**Aim of the exercise:** Omit all pictures and give the records below again exactly as written.

**Material for this exercise:**
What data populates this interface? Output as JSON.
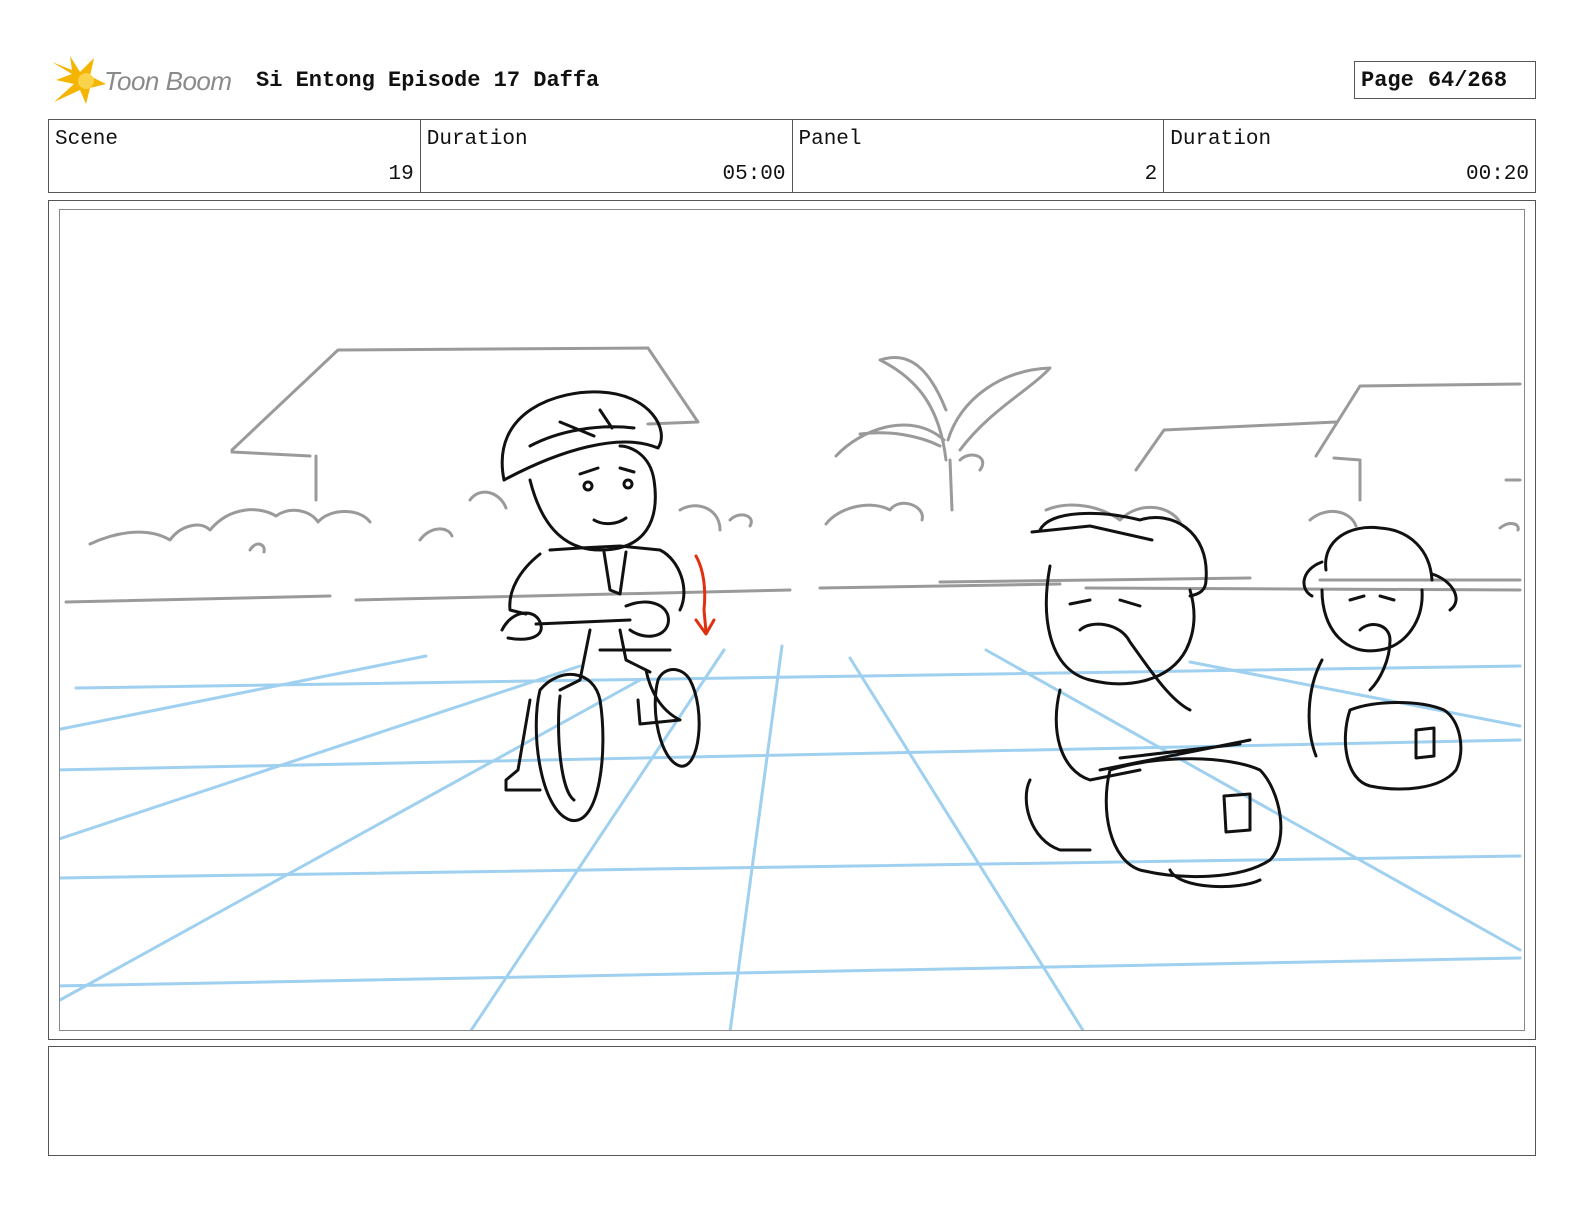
{
  "header": {
    "logo_text": "Toon Boom",
    "title": "Si Entong Episode 17 Daffa",
    "page_label": "Page",
    "page_number": "64/268"
  },
  "info": {
    "scene_label": "Scene",
    "scene_value": "19",
    "scene_duration_label": "Duration",
    "scene_duration_value": "05:00",
    "panel_label": "Panel",
    "panel_value": "2",
    "panel_duration_label": "Duration",
    "panel_duration_value": "00:20"
  },
  "colors": {
    "sketch": "#111111",
    "background_sketch": "#9a9a9a",
    "perspective_grid": "#9fd0f0",
    "motion_arrow": "#e03010",
    "logo_accent": "#f5b400"
  },
  "notes": {
    "text": ""
  }
}
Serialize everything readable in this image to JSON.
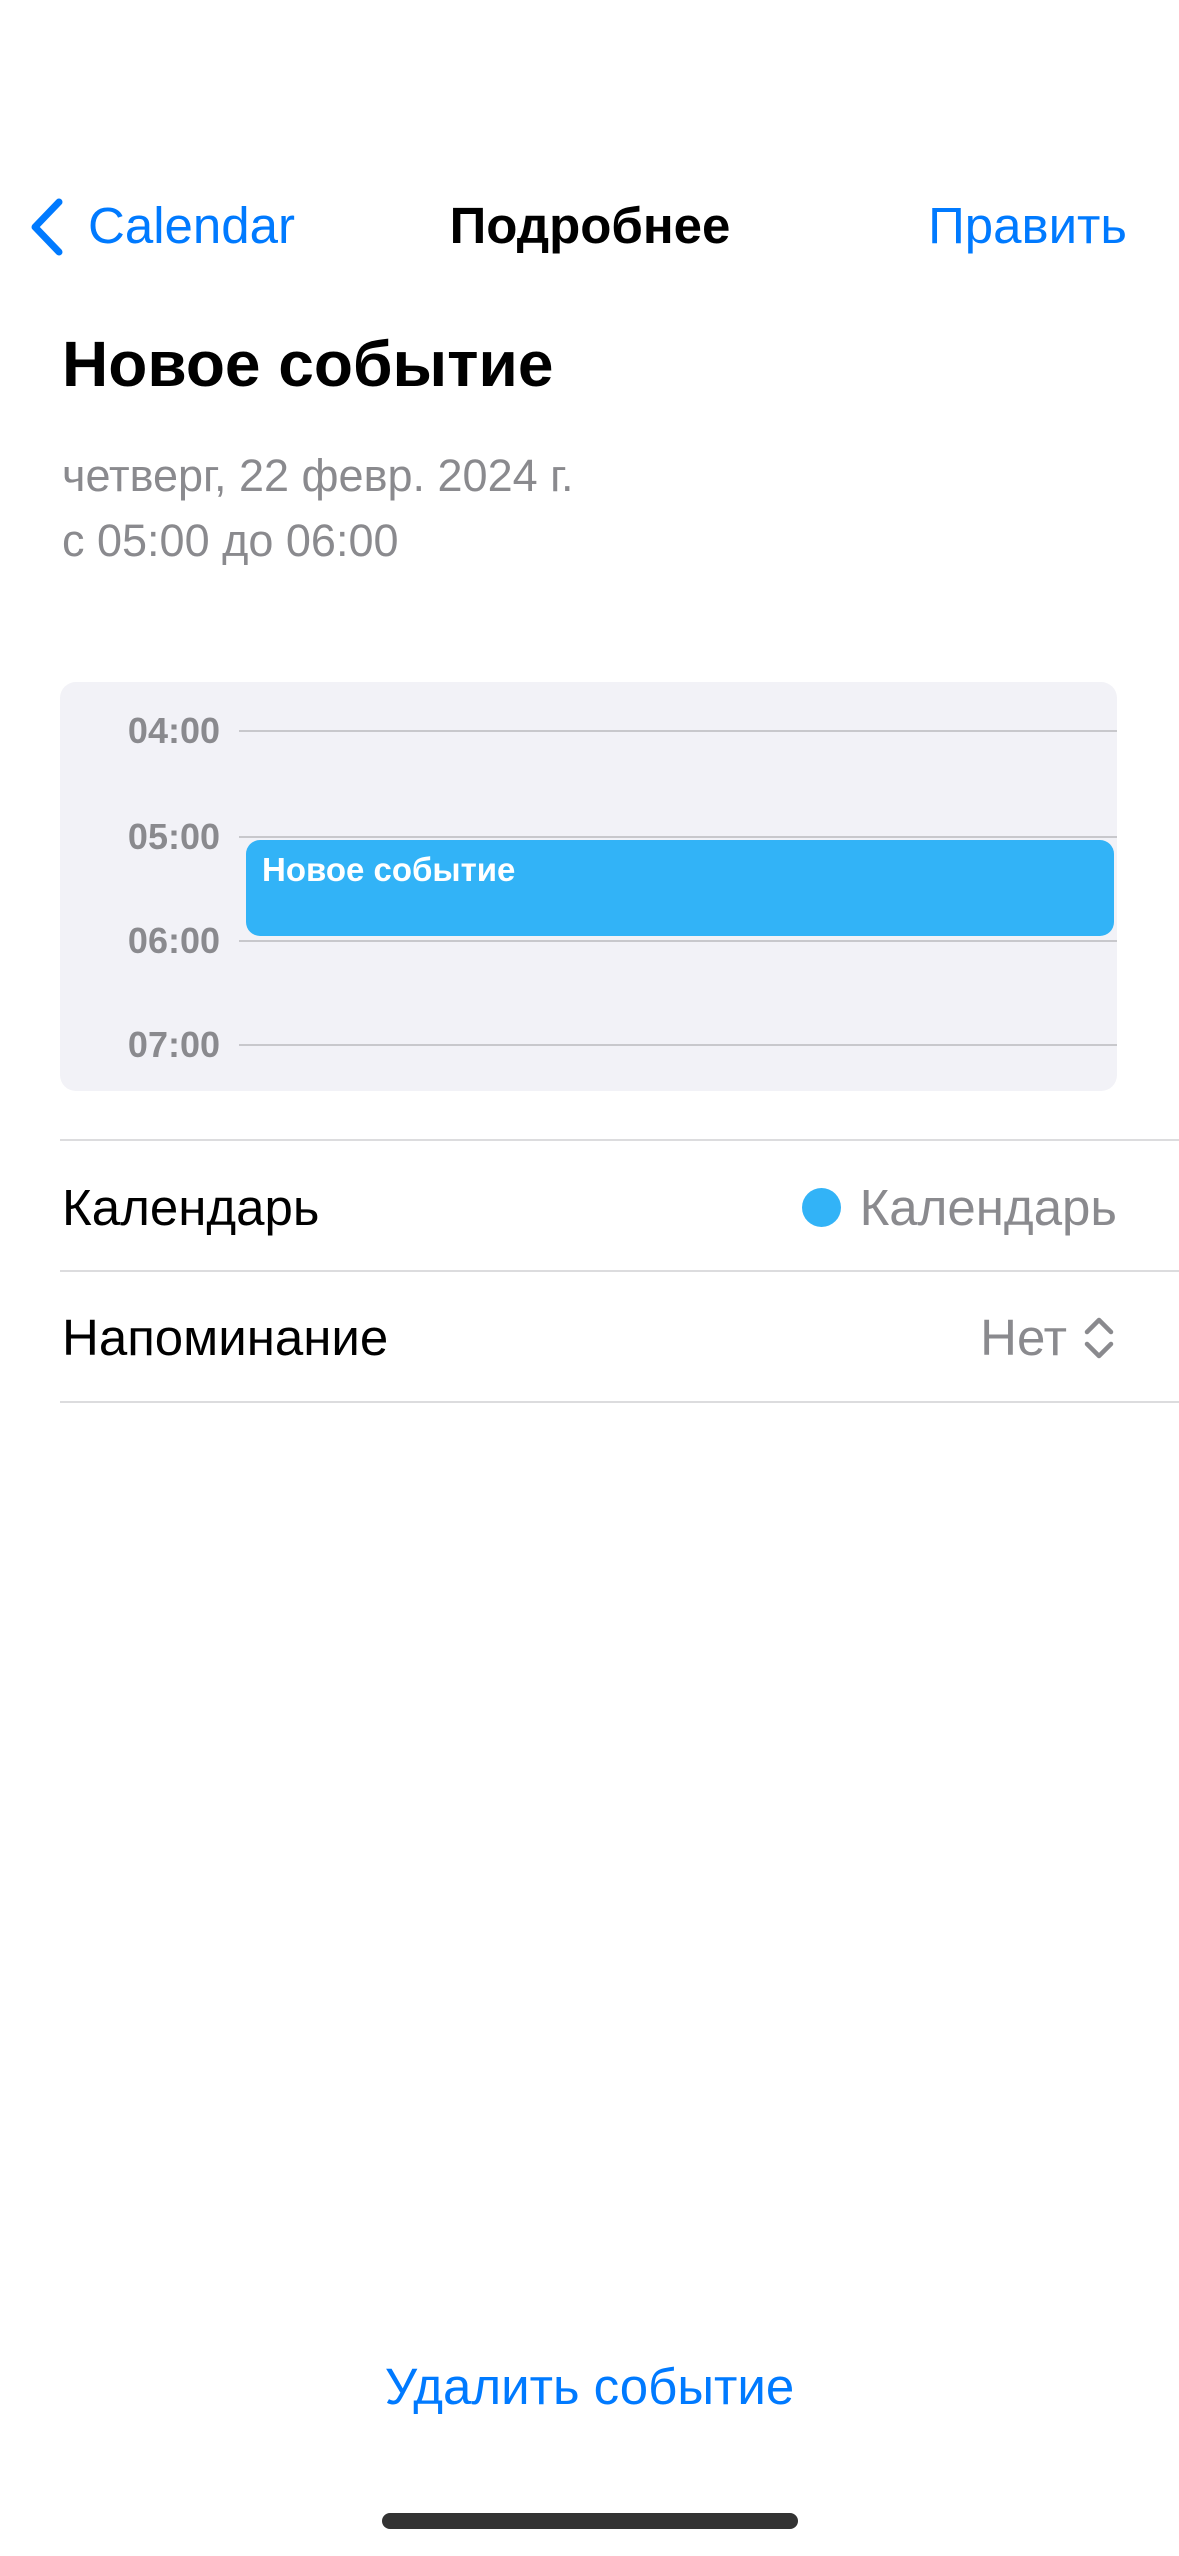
{
  "nav": {
    "back_icon": "chevron-left-icon",
    "back_label": "Calendar",
    "title": "Подробнее",
    "edit_label": "Править"
  },
  "event": {
    "title": "Новое событие",
    "date": "четверг, 22 февр. 2024 г.",
    "time": "с 05:00 до 06:00"
  },
  "timeline": {
    "hours": [
      "04:00",
      "05:00",
      "06:00",
      "07:00"
    ]
  },
  "details": {
    "calendar": {
      "label": "Календарь",
      "value": "Календарь",
      "icon": "calendar-color-dot-icon"
    },
    "alert": {
      "label": "Напоминание",
      "value": "Нет",
      "icon": "up-down-chevron-icon"
    }
  },
  "delete_label": "Удалить событие",
  "colors": {
    "accent": "#007aff",
    "secondary_text": "#8a8a8e",
    "timeline_background": "#f2f2f7",
    "event": "#32b3f7"
  }
}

**Result of this exercise:**
What data populates this interface? Output as JSON.
{
  "header": {
    "logo_text": "Toon Boom",
    "title": "Si Entong Episode 17 Daffa",
    "page_label": "Page",
    "page_number": "64/268"
  },
  "info": {
    "scene_label": "Scene",
    "scene_value": "19",
    "scene_duration_label": "Duration",
    "scene_duration_value": "05:00",
    "panel_label": "Panel",
    "panel_value": "2",
    "panel_duration_label": "Duration",
    "panel_duration_value": "00:20"
  },
  "colors": {
    "sketch": "#111111",
    "background_sketch": "#9a9a9a",
    "perspective_grid": "#9fd0f0",
    "motion_arrow": "#e03010",
    "logo_accent": "#f5b400"
  },
  "notes": {
    "text": ""
  }
}
Serialize everything readable in this image to JSON.
{
  "nav": {
    "back_icon": "chevron-left-icon",
    "back_label": "Calendar",
    "title": "Подробнее",
    "edit_label": "Править"
  },
  "event": {
    "title": "Новое событие",
    "date": "четверг, 22 февр. 2024 г.",
    "time": "с 05:00 до 06:00"
  },
  "timeline": {
    "hours": [
      "04:00",
      "05:00",
      "06:00",
      "07:00"
    ]
  },
  "details": {
    "calendar": {
      "label": "Календарь",
      "value": "Календарь",
      "icon": "calendar-color-dot-icon"
    },
    "alert": {
      "label": "Напоминание",
      "value": "Нет",
      "icon": "up-down-chevron-icon"
    }
  },
  "delete_label": "Удалить событие",
  "colors": {
    "accent": "#007aff",
    "secondary_text": "#8a8a8e",
    "timeline_background": "#f2f2f7",
    "event": "#32b3f7"
  }
}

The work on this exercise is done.